- Problem to work on
Only a number is expected: how many lines in the data below contain the word "Median".

- Material for this task
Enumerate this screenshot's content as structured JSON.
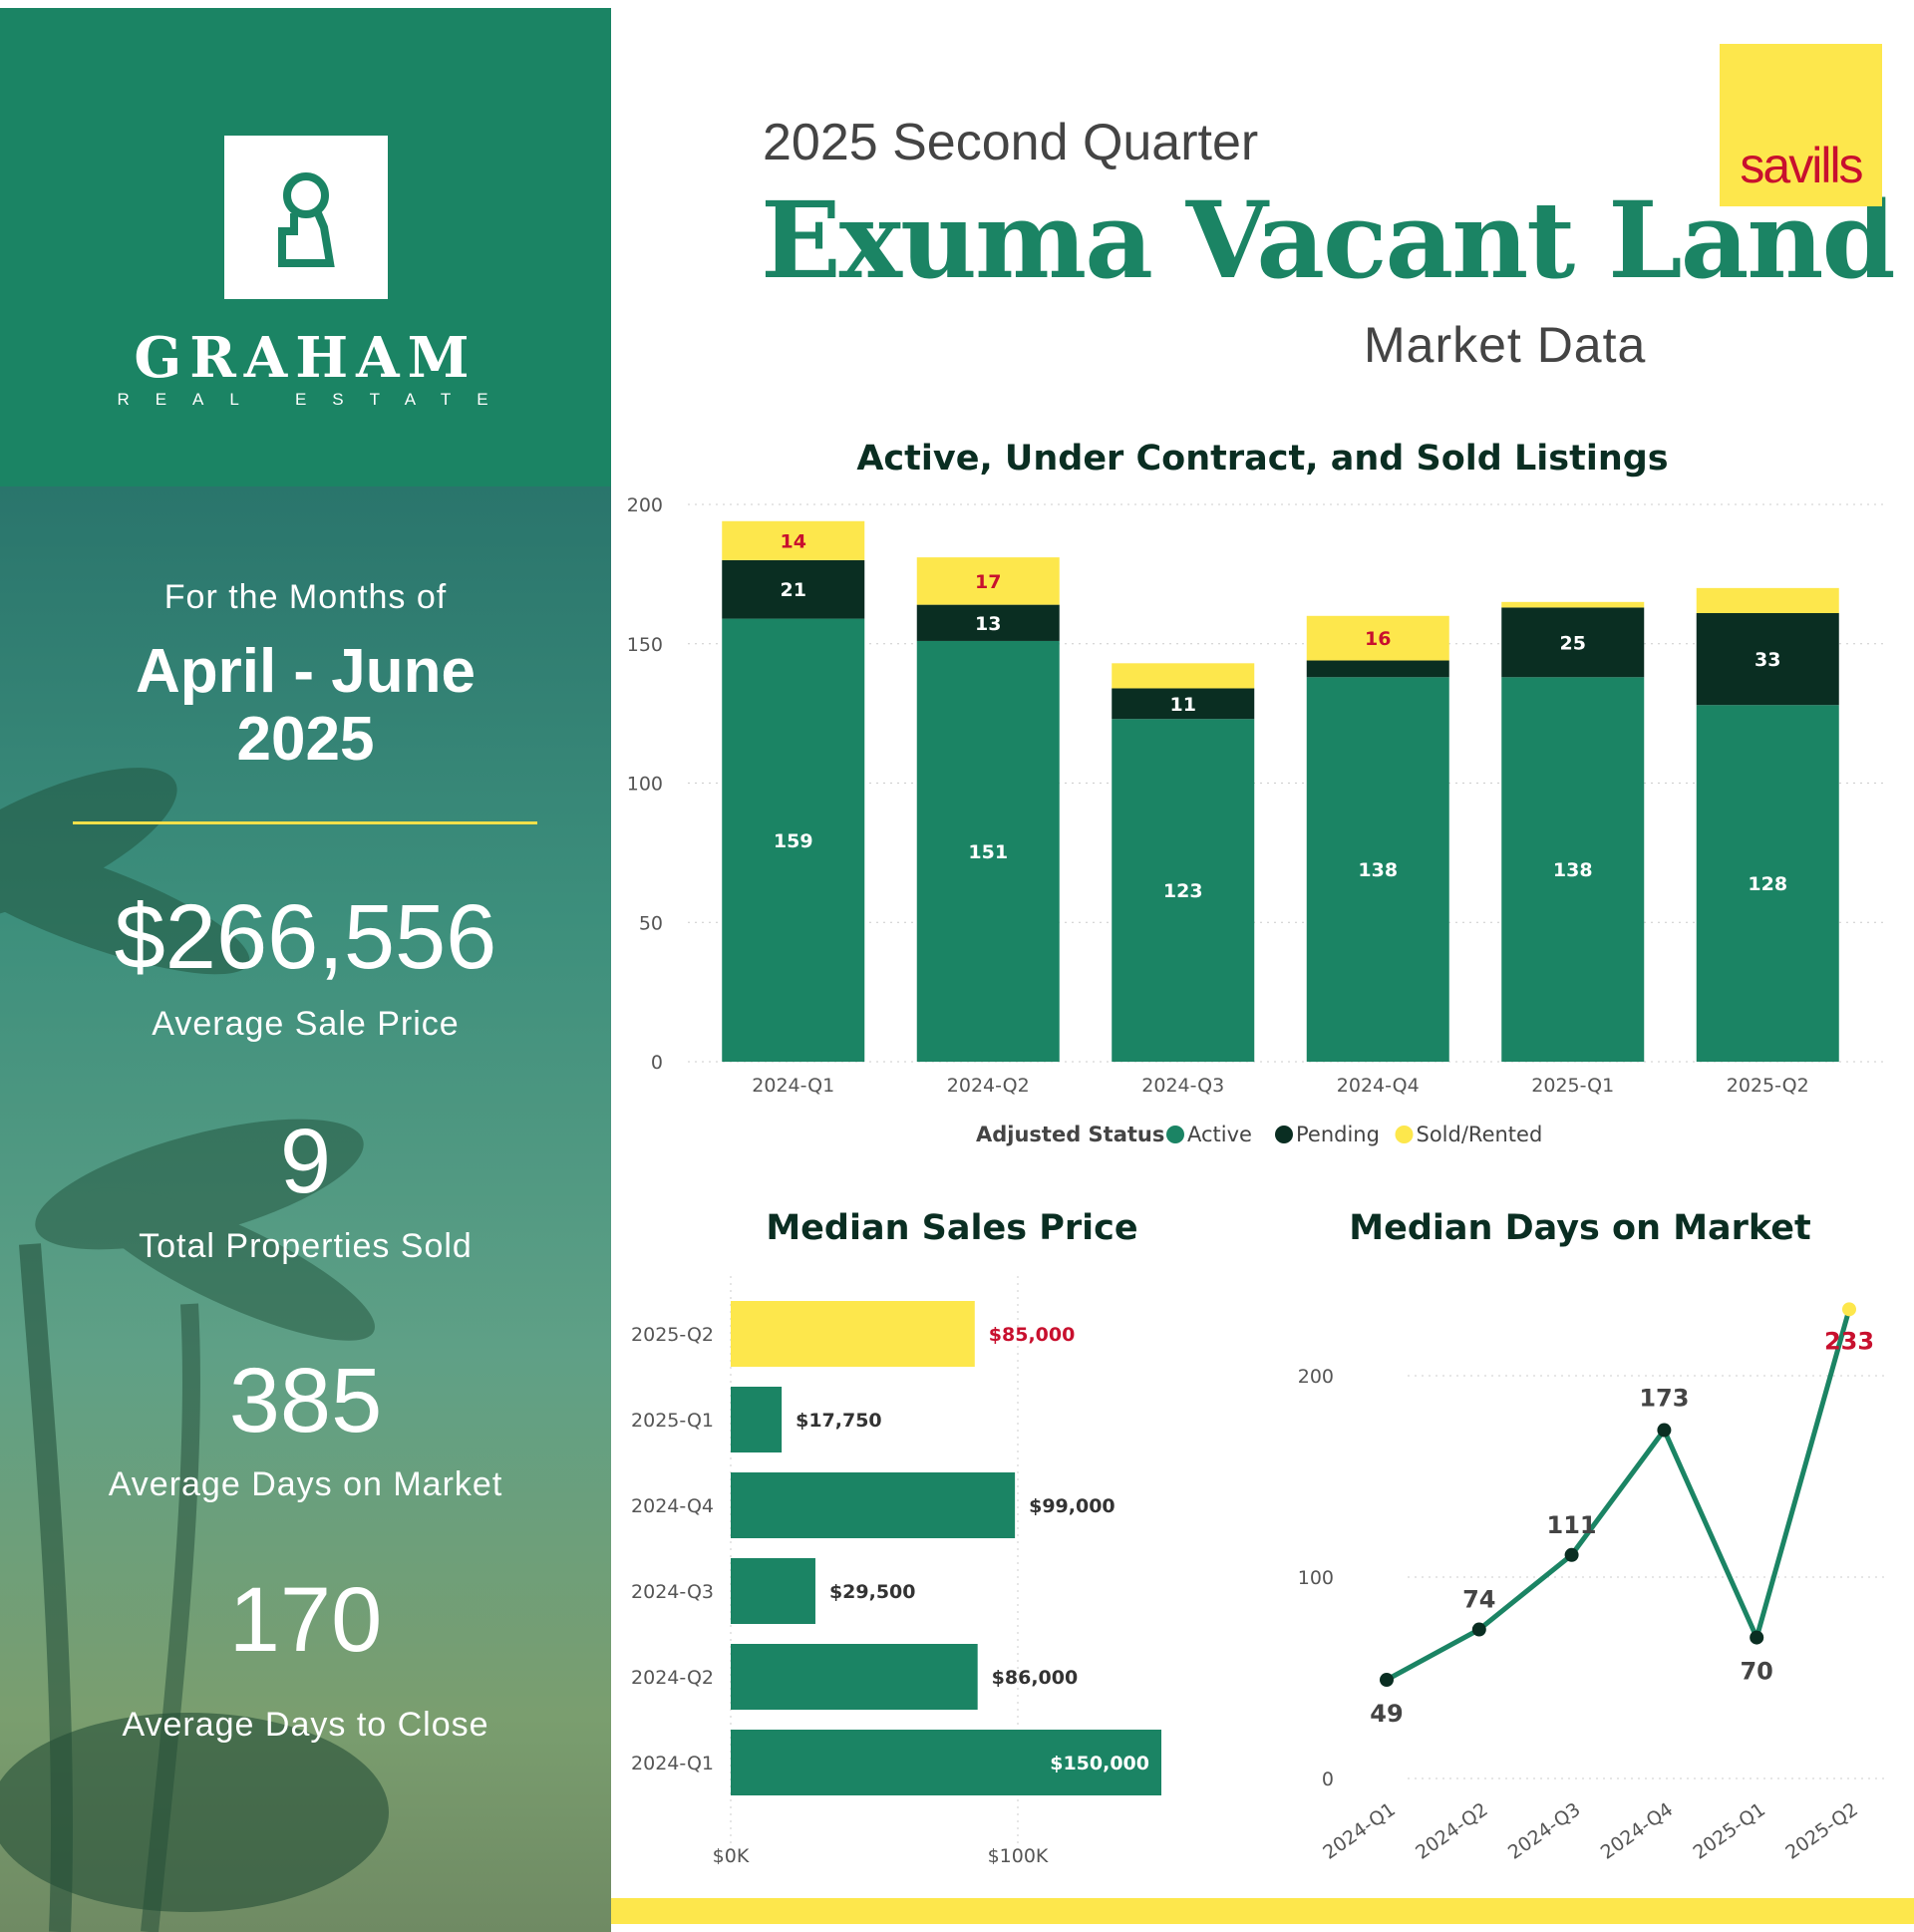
{
  "brand": {
    "name": "GRAHAM",
    "sub": "REAL ESTATE",
    "icon": "keyhole-icon"
  },
  "partner": {
    "name": "savills"
  },
  "header": {
    "kicker": "2025 Second Quarter",
    "title": "Exuma Vacant Land",
    "subtitle": "Market Data"
  },
  "period": {
    "intro": "For the Months of",
    "months": "April - June",
    "year": "2025"
  },
  "stats": [
    {
      "value": "$266,556",
      "label": "Average Sale Price"
    },
    {
      "value": "9",
      "label": "Total Properties Sold"
    },
    {
      "value": "385",
      "label": "Average Days on Market"
    },
    {
      "value": "170",
      "label": "Average Days to Close"
    }
  ],
  "colors": {
    "green": "#1b8464",
    "dark": "#0a2e22",
    "yellow": "#fde74c",
    "red": "#c8102e"
  },
  "chart_data": [
    {
      "type": "bar",
      "stacked": true,
      "title": "Active, Under Contract, and Sold Listings",
      "categories": [
        "2024-Q1",
        "2024-Q2",
        "2024-Q3",
        "2024-Q4",
        "2025-Q1",
        "2025-Q2"
      ],
      "series": [
        {
          "name": "Active",
          "values": [
            159,
            151,
            123,
            138,
            138,
            128
          ],
          "labels": [
            "159",
            "151",
            "123",
            "138",
            "138",
            "128"
          ],
          "color": "#1b8464"
        },
        {
          "name": "Pending",
          "values": [
            21,
            13,
            11,
            6,
            25,
            33
          ],
          "labels": [
            "21",
            "13",
            "11",
            "",
            "25",
            "33"
          ],
          "color": "#0a2e22"
        },
        {
          "name": "Sold/Rented",
          "values": [
            14,
            17,
            9,
            16,
            2,
            9
          ],
          "labels": [
            "14",
            "17",
            "",
            "16",
            "",
            ""
          ],
          "color": "#fde74c"
        }
      ],
      "ylim": [
        0,
        200
      ],
      "yticks": [
        "0",
        "50",
        "100",
        "150",
        "200"
      ],
      "legend_title": "Adjusted Status",
      "legend_position": "bottom"
    },
    {
      "type": "bar",
      "orientation": "horizontal",
      "title": "Median Sales Price",
      "categories": [
        "2025-Q2",
        "2025-Q1",
        "2024-Q4",
        "2024-Q3",
        "2024-Q2",
        "2024-Q1"
      ],
      "values": [
        85000,
        17750,
        99000,
        29500,
        86000,
        150000
      ],
      "labels": [
        "$85,000",
        "$17,750",
        "$99,000",
        "$29,500",
        "$86,000",
        "$150,000"
      ],
      "xticks": [
        "$0K",
        "$100K"
      ],
      "xlim": [
        0,
        150000
      ]
    },
    {
      "type": "line",
      "title": "Median Days on Market",
      "categories": [
        "2024-Q1",
        "2024-Q2",
        "2024-Q3",
        "2024-Q4",
        "2025-Q1",
        "2025-Q2"
      ],
      "values": [
        49,
        74,
        111,
        173,
        70,
        233
      ],
      "labels": [
        "49",
        "74",
        "111",
        "173",
        "70",
        "233"
      ],
      "yticks": [
        "0",
        "100",
        "200"
      ],
      "ylim": [
        0,
        233
      ]
    }
  ]
}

- Finished answer
2